GIVEN INSTRUCTION: Copy every line of the items below without changing anything.

DATA FOR THIS TASK:

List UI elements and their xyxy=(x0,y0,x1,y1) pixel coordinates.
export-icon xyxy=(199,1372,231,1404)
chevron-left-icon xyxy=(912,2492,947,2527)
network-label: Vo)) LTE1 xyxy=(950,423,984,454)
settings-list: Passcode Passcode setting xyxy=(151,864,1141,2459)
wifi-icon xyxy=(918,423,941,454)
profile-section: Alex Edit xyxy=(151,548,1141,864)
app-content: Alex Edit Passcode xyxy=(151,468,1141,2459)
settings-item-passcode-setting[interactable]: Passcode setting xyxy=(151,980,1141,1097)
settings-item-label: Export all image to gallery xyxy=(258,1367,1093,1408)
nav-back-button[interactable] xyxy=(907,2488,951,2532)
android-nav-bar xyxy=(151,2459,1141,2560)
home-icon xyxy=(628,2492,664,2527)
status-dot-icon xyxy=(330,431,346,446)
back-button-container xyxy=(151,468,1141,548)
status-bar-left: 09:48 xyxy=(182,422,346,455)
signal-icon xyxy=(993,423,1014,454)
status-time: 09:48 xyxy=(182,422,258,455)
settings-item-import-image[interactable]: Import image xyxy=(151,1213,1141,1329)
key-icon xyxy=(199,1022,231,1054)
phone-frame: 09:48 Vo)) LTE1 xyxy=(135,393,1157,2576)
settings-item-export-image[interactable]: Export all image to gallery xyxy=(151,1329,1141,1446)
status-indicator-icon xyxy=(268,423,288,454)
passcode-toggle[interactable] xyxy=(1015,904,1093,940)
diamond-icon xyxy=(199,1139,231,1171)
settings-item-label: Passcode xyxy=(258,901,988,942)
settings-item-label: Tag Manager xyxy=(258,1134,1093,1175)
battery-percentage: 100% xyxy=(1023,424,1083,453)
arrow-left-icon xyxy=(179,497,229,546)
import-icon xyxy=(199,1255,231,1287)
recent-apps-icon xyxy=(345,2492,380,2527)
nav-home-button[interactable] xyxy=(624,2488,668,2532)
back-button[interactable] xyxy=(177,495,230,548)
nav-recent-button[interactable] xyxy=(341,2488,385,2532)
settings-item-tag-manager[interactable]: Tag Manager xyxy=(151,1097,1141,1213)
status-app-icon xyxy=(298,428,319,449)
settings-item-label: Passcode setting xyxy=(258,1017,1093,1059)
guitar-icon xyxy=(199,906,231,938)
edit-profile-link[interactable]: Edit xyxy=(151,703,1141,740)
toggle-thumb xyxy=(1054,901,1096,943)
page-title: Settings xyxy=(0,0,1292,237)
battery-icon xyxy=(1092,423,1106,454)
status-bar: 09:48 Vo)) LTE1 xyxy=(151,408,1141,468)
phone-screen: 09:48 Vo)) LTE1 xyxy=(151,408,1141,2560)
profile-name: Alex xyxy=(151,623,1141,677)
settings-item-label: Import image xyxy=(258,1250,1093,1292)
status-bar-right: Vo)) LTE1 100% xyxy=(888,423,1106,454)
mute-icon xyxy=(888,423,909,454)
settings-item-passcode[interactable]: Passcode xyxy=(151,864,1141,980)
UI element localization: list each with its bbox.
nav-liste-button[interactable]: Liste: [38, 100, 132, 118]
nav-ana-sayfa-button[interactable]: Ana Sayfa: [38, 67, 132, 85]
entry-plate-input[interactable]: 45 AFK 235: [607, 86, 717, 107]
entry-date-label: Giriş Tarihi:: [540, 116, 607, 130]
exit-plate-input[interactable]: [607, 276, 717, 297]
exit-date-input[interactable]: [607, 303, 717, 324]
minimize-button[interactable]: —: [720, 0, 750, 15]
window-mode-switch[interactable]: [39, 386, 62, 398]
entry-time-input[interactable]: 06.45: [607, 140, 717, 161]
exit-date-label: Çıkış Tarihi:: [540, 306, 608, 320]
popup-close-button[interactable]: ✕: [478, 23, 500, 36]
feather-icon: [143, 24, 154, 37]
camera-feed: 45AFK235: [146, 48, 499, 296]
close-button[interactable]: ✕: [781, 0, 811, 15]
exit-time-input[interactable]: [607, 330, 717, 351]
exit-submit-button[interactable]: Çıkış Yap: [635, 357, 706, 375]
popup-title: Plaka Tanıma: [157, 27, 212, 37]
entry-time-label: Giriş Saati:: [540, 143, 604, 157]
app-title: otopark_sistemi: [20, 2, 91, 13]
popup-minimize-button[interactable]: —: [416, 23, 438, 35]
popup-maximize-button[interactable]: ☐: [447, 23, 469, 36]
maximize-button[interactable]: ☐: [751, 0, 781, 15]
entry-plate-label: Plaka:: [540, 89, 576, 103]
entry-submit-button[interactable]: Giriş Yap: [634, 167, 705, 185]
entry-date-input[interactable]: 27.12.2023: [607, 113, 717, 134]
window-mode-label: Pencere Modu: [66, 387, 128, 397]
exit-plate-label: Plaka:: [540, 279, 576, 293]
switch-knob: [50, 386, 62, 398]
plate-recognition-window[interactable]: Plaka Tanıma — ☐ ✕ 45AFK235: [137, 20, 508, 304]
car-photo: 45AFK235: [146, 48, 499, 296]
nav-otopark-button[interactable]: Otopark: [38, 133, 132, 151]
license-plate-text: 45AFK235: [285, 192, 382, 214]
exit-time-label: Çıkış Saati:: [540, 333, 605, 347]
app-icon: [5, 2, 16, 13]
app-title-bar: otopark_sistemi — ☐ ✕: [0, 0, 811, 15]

RESULT FOR THIS TASK:
List UI elements and their xyxy=(x0,y0,x1,y1) pixel coordinates.
export-icon xyxy=(199,1372,231,1404)
chevron-left-icon xyxy=(912,2492,947,2527)
network-label: Vo)) LTE1 xyxy=(950,423,984,454)
settings-list: Passcode Passcode setting xyxy=(151,864,1141,2459)
wifi-icon xyxy=(918,423,941,454)
profile-section: Alex Edit xyxy=(151,548,1141,864)
app-content: Alex Edit Passcode xyxy=(151,468,1141,2459)
settings-item-passcode-setting[interactable]: Passcode setting xyxy=(151,980,1141,1097)
settings-item-label: Export all image to gallery xyxy=(258,1367,1093,1408)
nav-back-button[interactable] xyxy=(907,2488,951,2532)
android-nav-bar xyxy=(151,2459,1141,2560)
home-icon xyxy=(628,2492,664,2527)
status-dot-icon xyxy=(330,431,346,446)
back-button-container xyxy=(151,468,1141,548)
status-bar-left: 09:48 xyxy=(182,422,346,455)
signal-icon xyxy=(993,423,1014,454)
status-time: 09:48 xyxy=(182,422,258,455)
settings-item-import-image[interactable]: Import image xyxy=(151,1213,1141,1329)
key-icon xyxy=(199,1022,231,1054)
phone-frame: 09:48 Vo)) LTE1 xyxy=(135,393,1157,2576)
settings-item-export-image[interactable]: Export all image to gallery xyxy=(151,1329,1141,1446)
status-indicator-icon xyxy=(268,423,288,454)
passcode-toggle[interactable] xyxy=(1015,904,1093,940)
diamond-icon xyxy=(199,1139,231,1171)
settings-item-label: Passcode xyxy=(258,901,988,942)
settings-item-label: Tag Manager xyxy=(258,1134,1093,1175)
battery-percentage: 100% xyxy=(1023,424,1083,453)
arrow-left-icon xyxy=(179,497,229,546)
import-icon xyxy=(199,1255,231,1287)
recent-apps-icon xyxy=(345,2492,380,2527)
nav-home-button[interactable] xyxy=(624,2488,668,2532)
back-button[interactable] xyxy=(177,495,230,548)
nav-recent-button[interactable] xyxy=(341,2488,385,2532)
settings-item-tag-manager[interactable]: Tag Manager xyxy=(151,1097,1141,1213)
status-app-icon xyxy=(298,428,319,449)
settings-item-label: Passcode setting xyxy=(258,1017,1093,1059)
guitar-icon xyxy=(199,906,231,938)
edit-profile-link[interactable]: Edit xyxy=(151,703,1141,740)
toggle-thumb xyxy=(1054,901,1096,943)
page-title: Settings xyxy=(0,0,1292,237)
battery-icon xyxy=(1092,423,1106,454)
status-bar: 09:48 Vo)) LTE1 xyxy=(151,408,1141,468)
phone-screen: 09:48 Vo)) LTE1 xyxy=(151,408,1141,2560)
profile-name: Alex xyxy=(151,623,1141,677)
settings-item-label: Import image xyxy=(258,1250,1093,1292)
status-bar-right: Vo)) LTE1 100% xyxy=(888,423,1106,454)
mute-icon xyxy=(888,423,909,454)
settings-item-passcode[interactable]: Passcode xyxy=(151,864,1141,980)
UI element localization: list each with its bbox.
nav-liste-button[interactable]: Liste: [38, 100, 132, 118]
nav-ana-sayfa-button[interactable]: Ana Sayfa: [38, 67, 132, 85]
entry-plate-input[interactable]: 45 AFK 235: [607, 86, 717, 107]
entry-date-label: Giriş Tarihi:: [540, 116, 607, 130]
exit-plate-input[interactable]: [607, 276, 717, 297]
exit-date-input[interactable]: [607, 303, 717, 324]
minimize-button[interactable]: —: [720, 0, 750, 15]
window-mode-switch[interactable]: [39, 386, 62, 398]
entry-time-input[interactable]: 06.45: [607, 140, 717, 161]
exit-date-label: Çıkış Tarihi:: [540, 306, 608, 320]
popup-close-button[interactable]: ✕: [478, 23, 500, 36]
feather-icon: [143, 24, 154, 37]
camera-feed: 45AFK235: [146, 48, 499, 296]
close-button[interactable]: ✕: [781, 0, 811, 15]
exit-time-input[interactable]: [607, 330, 717, 351]
exit-submit-button[interactable]: Çıkış Yap: [635, 357, 706, 375]
popup-title: Plaka Tanıma: [157, 27, 212, 37]
entry-time-label: Giriş Saati:: [540, 143, 604, 157]
app-title: otopark_sistemi: [20, 2, 91, 13]
popup-minimize-button[interactable]: —: [416, 23, 438, 35]
popup-maximize-button[interactable]: ☐: [447, 23, 469, 36]
maximize-button[interactable]: ☐: [751, 0, 781, 15]
entry-plate-label: Plaka:: [540, 89, 576, 103]
entry-submit-button[interactable]: Giriş Yap: [634, 167, 705, 185]
entry-date-input[interactable]: 27.12.2023: [607, 113, 717, 134]
window-mode-label: Pencere Modu: [66, 387, 128, 397]
exit-plate-label: Plaka:: [540, 279, 576, 293]
switch-knob: [50, 386, 62, 398]
plate-recognition-window[interactable]: Plaka Tanıma — ☐ ✕ 45AFK235: [137, 20, 508, 304]
car-photo: 45AFK235: [146, 48, 499, 296]
nav-otopark-button[interactable]: Otopark: [38, 133, 132, 151]
license-plate-text: 45AFK235: [285, 192, 382, 214]
exit-time-label: Çıkış Saati:: [540, 333, 605, 347]
app-icon: [5, 2, 16, 13]
app-title-bar: otopark_sistemi — ☐ ✕: [0, 0, 811, 15]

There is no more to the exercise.